Consignas del ejercicio -
**A)** Traduzca al inglés esta oración del texto sobre la palabra gomoso: "La primera alude a la naturaleza adhesiva de la goma."
**B)** Según el texto sobre la palabra gomoso, ¿qué ocupaciones tiene el pisaverde? Enumérelas todas.

Texto fuente -
★ ★ ★
Para el
diccionario Larousse la palabra gomoso
tiene dos acepciones. La primera alude a la naturaleza adhesiva de la goma. La
segunda se refiere a un petimetre, un joven excesivamente acicalado. Por su lado, el diccionario de la Real Academia de la Lengua nos dice que en
medicina gomoso es alguien aquejado de goma. También es sinónimo de pisaverde,
es decir, un hombre presumido que no conoce más ocupación que la de
acicalarse,perfumarse y andar vagando
todo el día en busca de galanteos.
Mejor dicho,
como diría mi abuela Ana María,alma bendita “Quedamos en las mismas, mijo”,
porque en Colombia , así como en varios países latinoamericanos le decimos
gomoso al diletante o aficionado. Es un
gomoso de la música o de la pintura, dice la gente cuando se refiere a alguien
que interpreta instrumentos o esboza cuadros sin la debida preparación.
★ ★ ★
Relación de entradas -
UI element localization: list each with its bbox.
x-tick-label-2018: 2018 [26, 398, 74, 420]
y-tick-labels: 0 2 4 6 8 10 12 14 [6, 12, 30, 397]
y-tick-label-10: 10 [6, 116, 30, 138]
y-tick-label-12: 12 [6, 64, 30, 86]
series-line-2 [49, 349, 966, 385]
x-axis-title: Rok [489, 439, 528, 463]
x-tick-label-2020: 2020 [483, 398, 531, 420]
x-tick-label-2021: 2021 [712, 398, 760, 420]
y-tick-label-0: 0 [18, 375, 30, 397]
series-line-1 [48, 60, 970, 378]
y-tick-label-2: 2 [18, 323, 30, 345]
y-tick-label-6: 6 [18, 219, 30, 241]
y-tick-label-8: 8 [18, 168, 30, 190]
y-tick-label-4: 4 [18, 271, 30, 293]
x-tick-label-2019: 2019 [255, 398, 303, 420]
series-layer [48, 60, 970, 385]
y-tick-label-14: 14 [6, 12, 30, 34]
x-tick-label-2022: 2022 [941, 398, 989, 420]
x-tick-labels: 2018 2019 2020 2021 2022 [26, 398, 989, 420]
★ ★ ★
Respuestas a consignas -
**A)** The first refers to the adhesive nature of gum.

**B)**
- Acicalarse
- Perfumarse
- Andar vagando todo el día en busca de galanteos